> **DOCUMENT SECTION**:
How I start off every interview

TDIGZ Wrote: ------------------------------------------------------- > Maybe off colour, but good for the forum at > least: > > Little Vincenzo is in kindergarden class, and the > teacher is trying to illustrate how to subtract. > She asks the class, “Okay kids, if I have 3 birds > on a hydro wire and I shoot one, how many are > left?” > > Waving his hand irraticly and mumbling in Italian, > little Vincenzo repeats “pick me pick me!” > > The teacher says, “Yes Vinny”. > > Little Vincenzo answers 0. > > The teacher asks why 0. > > Little Vincenzo says, “If there were three birds > on a hydro wire and I shot a gun, they would all > get scared and fly away”. > > The teacher replies, “Actually Vinny, the correct > anser is 2. If there are 3 birds, and I shoot one, > 3-1 = 2. But…I like the way you think.” > > Little Vincenze nods in understanding and says, > “okay Miss, I have a question for you. If there > were three women sitting on a park bench, all > eating an ice cream cone. One of the women is > licking itsoftly, the other is biting into it, and > the third is gobbling it down. Which one is > married?” > > Red-faced and embarrassed, the teacher replies, > “ugh, ugh, ugh, I don’t know Vinny. The one > gobbling it down?” > > Little Vincenzo replies, “Actually Miss, the > corret answer is the one with the wedding ring, > but I like the way you think”. I heard it when i was 5

An Arab student sends an e-mail to his dad, saying: Dear Dad Berlin is wonderful, people are nice and I really like it here, but Dad, I am a bit ashamed to arrive at my college with my pure-gold Ferrari 599GTB when all my teachers and many fellow students travel by train. Your son, Nasser The next day, Nasser gets a reply to his e-mail from his dad: My dear loving son Twenty million US Dollar has just been transferred to your account. Please stop embarrassing us. Go and get yourself a train too. Love, your Dad

comp_sci_kid I heard it when i was 5 ---------------------------------------------- Good for you! Was your classmate’s name Vinny?

> **USING THE INFORMATION**:
**a)** In the forum thread, what car does Nasser say he drives to college?
**b)** From the forum thread, copy the text between "An Arab student" and "classmate’s name Vinny?", inclusive.

> **SUPPLIED RECORDS**:
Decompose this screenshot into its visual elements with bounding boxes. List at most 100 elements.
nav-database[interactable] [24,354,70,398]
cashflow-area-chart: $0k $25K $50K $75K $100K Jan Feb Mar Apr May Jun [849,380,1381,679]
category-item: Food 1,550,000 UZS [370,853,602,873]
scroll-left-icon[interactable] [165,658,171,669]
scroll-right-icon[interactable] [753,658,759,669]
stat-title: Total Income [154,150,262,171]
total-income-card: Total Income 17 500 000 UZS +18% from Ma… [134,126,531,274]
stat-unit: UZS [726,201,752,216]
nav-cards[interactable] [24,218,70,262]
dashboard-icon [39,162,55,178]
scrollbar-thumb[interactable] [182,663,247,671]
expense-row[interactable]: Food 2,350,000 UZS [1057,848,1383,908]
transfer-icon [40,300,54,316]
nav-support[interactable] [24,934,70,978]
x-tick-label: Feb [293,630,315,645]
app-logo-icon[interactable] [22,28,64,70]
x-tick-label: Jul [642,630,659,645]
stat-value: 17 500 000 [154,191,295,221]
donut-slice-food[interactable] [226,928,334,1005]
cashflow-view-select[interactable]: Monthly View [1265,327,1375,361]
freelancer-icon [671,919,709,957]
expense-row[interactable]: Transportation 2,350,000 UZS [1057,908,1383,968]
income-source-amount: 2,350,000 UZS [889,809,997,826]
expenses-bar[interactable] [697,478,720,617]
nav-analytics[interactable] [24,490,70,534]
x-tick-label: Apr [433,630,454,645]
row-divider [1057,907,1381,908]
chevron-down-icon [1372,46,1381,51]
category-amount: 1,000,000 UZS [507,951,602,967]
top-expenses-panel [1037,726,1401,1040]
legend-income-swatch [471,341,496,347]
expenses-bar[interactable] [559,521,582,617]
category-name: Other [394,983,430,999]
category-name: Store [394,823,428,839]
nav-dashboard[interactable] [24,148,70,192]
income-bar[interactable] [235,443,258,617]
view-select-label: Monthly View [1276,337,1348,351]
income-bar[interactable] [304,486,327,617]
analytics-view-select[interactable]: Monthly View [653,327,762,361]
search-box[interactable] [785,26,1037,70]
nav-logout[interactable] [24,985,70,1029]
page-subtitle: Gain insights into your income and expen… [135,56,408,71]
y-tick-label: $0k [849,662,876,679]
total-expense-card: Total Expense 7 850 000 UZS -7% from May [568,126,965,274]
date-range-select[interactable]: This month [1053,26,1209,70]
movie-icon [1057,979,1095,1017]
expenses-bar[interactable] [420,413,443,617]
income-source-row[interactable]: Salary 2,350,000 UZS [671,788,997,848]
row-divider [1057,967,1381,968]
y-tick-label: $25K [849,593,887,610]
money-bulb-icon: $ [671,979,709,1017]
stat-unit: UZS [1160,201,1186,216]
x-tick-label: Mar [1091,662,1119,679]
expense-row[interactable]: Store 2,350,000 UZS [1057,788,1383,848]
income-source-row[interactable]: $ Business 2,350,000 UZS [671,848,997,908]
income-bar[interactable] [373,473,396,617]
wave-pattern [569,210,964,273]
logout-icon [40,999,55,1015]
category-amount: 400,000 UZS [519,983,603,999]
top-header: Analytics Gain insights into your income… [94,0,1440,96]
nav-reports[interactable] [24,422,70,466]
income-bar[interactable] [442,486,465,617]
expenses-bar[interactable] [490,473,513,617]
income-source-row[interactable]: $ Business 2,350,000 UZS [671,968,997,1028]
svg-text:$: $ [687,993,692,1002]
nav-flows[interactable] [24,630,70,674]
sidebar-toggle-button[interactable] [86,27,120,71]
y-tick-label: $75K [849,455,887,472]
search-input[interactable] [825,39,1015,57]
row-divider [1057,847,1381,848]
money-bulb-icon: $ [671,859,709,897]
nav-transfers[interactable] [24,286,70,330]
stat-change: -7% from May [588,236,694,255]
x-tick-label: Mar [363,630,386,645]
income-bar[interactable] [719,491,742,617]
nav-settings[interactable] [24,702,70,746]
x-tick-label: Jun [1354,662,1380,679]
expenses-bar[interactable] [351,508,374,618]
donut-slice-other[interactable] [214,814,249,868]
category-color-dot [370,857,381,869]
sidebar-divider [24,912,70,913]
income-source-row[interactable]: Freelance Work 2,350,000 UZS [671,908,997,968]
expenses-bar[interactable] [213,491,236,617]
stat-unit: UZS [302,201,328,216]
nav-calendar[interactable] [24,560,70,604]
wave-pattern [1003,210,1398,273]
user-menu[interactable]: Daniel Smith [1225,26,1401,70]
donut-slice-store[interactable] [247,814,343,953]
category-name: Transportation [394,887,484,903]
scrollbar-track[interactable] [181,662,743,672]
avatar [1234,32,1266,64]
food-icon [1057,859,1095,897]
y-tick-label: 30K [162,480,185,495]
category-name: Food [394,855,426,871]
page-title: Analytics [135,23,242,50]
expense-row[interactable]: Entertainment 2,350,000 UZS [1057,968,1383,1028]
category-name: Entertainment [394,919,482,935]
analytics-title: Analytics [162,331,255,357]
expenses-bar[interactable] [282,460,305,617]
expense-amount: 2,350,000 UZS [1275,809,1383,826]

> **ANSWERS TO THIS EXERCISE**:
**a)** A pure-gold Ferrari 599GTB.

**b)**
An Arab student sends an e-mail to his dad, saying: Dear Dad Berlin is wonderful, people are nice and I really like it here, but Dad, I am a bit ashamed to arrive at my college with my pure-gold Ferrari 599GTB when all my teachers and many fellow students travel by train. Your son, Nasser The next day, Nasser gets a reply to his e-mail from his dad: My dear loving son Twenty million US Dollar has just been transferred to your account. Please stop embarrassing us. Go and get yourself a train too. Love, your Dad

comp_sci_kid I heard it when i was 5 ---------------------------------------------- Good for you! Was your classmate’s name Vinny?